Task brief »
Of all the lines in the material, how many contain the word "this"? State the number alone.

.....

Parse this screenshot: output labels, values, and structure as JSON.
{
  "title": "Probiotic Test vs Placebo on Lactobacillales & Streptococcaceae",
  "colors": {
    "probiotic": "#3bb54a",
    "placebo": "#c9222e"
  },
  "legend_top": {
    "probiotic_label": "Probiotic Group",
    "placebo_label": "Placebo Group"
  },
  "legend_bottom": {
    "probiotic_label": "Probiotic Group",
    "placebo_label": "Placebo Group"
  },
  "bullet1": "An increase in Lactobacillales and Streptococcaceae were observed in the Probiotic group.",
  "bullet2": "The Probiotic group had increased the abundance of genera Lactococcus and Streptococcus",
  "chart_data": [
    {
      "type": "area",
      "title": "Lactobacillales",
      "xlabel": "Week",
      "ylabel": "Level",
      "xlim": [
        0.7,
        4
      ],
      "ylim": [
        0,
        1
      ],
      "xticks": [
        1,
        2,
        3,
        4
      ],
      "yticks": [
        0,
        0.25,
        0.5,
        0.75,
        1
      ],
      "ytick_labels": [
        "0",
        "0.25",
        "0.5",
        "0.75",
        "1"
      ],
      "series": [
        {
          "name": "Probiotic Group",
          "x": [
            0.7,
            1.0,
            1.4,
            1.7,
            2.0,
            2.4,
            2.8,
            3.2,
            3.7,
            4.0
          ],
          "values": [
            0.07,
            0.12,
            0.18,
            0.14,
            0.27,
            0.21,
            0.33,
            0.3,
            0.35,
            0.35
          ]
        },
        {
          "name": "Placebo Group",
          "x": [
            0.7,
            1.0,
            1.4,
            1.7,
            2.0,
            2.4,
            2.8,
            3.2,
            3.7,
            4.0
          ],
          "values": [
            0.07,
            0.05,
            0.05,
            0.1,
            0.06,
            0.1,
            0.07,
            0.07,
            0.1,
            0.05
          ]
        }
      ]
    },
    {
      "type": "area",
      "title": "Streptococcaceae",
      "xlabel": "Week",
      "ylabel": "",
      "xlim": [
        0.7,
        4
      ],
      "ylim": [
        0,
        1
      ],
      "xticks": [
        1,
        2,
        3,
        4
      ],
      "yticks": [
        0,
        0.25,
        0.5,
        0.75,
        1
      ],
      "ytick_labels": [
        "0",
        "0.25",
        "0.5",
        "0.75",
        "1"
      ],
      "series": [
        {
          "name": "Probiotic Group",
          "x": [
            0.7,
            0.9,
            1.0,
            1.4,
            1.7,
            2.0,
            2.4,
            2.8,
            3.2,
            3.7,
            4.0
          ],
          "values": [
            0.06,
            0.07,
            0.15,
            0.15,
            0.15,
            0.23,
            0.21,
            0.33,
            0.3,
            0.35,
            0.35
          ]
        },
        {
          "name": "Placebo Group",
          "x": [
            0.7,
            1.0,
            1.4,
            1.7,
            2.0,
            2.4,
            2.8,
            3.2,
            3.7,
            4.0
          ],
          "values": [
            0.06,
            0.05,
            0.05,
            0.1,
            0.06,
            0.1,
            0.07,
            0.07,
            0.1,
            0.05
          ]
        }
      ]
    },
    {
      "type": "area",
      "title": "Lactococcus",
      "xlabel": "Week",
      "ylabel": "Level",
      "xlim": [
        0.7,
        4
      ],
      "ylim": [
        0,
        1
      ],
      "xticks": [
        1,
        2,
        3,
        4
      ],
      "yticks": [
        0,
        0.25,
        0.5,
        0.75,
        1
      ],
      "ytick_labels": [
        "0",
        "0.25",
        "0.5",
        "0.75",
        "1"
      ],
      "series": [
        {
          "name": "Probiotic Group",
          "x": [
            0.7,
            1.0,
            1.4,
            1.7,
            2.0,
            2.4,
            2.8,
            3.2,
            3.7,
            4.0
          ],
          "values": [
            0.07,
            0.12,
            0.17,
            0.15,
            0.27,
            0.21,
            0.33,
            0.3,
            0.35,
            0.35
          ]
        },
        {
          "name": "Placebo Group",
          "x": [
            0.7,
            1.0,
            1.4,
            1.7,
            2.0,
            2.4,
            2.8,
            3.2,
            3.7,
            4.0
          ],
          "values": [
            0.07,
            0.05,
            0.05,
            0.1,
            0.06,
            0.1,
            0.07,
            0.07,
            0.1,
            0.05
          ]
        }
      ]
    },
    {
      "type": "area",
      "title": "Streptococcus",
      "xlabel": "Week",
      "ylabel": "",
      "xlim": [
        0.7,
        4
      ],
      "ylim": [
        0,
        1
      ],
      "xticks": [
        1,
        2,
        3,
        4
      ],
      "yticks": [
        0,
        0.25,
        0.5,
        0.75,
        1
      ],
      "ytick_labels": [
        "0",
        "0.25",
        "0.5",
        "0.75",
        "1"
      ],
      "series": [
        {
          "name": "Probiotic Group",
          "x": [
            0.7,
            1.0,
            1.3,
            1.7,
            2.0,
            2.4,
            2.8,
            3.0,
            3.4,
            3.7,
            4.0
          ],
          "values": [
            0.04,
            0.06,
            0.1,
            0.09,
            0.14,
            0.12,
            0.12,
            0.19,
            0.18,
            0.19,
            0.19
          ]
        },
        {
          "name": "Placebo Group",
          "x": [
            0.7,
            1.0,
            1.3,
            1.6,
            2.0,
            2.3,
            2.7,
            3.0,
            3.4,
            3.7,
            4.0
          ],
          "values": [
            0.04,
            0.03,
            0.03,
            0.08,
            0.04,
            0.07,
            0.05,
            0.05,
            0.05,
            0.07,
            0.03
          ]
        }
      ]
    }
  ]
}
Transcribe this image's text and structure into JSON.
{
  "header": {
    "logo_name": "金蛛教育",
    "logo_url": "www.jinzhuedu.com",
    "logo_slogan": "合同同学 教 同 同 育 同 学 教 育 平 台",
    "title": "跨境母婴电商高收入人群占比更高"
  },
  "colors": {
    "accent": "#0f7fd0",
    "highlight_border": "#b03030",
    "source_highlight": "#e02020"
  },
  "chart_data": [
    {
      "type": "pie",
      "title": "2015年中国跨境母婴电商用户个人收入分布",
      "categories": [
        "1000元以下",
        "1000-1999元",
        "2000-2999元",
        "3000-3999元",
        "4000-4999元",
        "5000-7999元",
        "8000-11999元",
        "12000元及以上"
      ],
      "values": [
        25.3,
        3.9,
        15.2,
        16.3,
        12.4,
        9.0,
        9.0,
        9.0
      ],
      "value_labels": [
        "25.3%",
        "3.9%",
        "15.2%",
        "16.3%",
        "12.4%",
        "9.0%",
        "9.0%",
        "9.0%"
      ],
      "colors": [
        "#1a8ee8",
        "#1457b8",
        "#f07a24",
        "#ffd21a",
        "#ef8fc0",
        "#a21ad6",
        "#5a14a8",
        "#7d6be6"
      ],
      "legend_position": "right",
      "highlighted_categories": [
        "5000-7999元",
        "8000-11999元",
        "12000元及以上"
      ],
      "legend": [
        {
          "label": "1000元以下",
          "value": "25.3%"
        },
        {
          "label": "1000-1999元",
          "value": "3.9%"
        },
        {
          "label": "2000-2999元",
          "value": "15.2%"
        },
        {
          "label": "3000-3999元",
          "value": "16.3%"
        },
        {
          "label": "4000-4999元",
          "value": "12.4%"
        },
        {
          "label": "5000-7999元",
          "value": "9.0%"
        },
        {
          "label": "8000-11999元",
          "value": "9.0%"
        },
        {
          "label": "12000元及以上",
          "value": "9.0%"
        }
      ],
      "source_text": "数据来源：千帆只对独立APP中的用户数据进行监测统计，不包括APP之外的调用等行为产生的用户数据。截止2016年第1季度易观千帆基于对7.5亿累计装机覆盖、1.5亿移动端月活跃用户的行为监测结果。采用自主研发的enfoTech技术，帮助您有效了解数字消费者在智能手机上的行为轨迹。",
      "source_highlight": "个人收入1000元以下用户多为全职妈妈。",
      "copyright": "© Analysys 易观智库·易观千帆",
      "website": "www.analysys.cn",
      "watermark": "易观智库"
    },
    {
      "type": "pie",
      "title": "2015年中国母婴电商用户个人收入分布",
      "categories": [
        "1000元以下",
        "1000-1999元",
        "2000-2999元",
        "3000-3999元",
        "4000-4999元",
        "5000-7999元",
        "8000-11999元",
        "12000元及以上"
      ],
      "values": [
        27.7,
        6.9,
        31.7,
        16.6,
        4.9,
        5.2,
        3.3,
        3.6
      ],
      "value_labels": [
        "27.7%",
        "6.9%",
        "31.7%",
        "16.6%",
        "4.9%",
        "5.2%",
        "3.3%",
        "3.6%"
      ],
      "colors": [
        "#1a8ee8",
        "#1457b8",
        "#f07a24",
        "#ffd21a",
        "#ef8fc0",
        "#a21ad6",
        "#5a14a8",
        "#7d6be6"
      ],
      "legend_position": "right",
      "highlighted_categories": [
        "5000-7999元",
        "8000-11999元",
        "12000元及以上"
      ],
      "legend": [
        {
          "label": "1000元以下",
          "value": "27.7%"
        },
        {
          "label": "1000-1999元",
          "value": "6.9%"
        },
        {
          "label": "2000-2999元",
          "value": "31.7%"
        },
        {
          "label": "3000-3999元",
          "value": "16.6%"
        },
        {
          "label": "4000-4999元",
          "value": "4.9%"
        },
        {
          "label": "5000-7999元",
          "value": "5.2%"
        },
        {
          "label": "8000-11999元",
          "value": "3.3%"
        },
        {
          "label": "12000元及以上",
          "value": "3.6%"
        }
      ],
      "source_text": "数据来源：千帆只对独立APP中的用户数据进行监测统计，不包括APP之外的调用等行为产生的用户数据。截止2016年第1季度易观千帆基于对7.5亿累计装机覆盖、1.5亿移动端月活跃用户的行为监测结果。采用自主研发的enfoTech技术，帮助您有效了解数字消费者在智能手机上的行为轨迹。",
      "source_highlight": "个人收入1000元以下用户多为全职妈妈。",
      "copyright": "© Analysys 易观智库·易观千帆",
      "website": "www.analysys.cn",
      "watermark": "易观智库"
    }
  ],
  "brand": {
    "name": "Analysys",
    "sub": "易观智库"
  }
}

.....

Correct response »
2